That is how presidents, vice presidents, governors and lieutenant governors think in a politicians’ republic. Why anyone would want even more politicians, is beyond most people, although it of course appeals to the political class.
By way of contrast The Queen is guided by a strong sense of service, and not at all on whether she will be re-elected.
Of course some politicians also have a sense of service, but even when it is strong, it is necessarily accompanied by all sorts of political considerations.
...Mr. Sarkozy presents....
Incidentally Mr Sarkozy should perhaps thank The Queen for his recent marriage. It seems he married Ms Carla Bruni in anticipation of their state visit this year to London.
But The Queen would hardly have put a condition on whom he could arrive with. It was his own decision.
It was no doubt the President’s good sense that persuaded him that while the French could not care less whether he had a mistress, they would not have been pleased had she been paraded as if she were his wife.
They would have seen French prestige and standing lowered. Indeed they would have feared that many among their traditional enemy, the British, would have laughed at France, and have been delighted to do so.
Of course sections of the British press did try to embarrass the President with photographs of his wife. But those newspapers are held in contempt by the greater part of the public, often including the very people who buy them.
In any event any fears the French presidential party may have had about the reaction of the British was forgotten after the warm reception to them from the Prince of Wales and the Duchess of Cornwall at Heathrow.
● ● ● ●
Can you copy the text on The Queen and Mr. Sarkozy word for word, starting at "Incidentally Mr Sarkozy" and ending at "were his wife."?

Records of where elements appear
● ● ● ●
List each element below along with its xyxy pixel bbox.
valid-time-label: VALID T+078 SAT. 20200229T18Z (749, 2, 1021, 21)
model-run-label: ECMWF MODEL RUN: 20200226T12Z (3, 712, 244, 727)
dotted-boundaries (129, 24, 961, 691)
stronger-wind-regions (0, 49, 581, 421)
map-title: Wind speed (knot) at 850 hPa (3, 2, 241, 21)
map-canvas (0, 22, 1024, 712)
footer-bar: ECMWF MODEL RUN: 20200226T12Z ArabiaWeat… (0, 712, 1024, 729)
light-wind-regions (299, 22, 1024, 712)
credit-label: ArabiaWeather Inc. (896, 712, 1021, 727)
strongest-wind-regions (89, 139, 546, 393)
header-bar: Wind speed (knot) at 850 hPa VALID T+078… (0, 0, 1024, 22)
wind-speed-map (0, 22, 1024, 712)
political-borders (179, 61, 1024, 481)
● ● ● ●
OUTPUT BELOW:
Incidentally Mr Sarkozy should perhaps thank The Queen for his recent marriage. It seems he married Ms Carla Bruni in anticipation of their state visit this year to London.
But The Queen would hardly have put a condition on whom he could arrive with. It was his own decision.
It was no doubt the President’s good sense that persuaded him that while the French could not care less whether he had a mistress, they would not have been pleased had she been paraded as if she were his wife.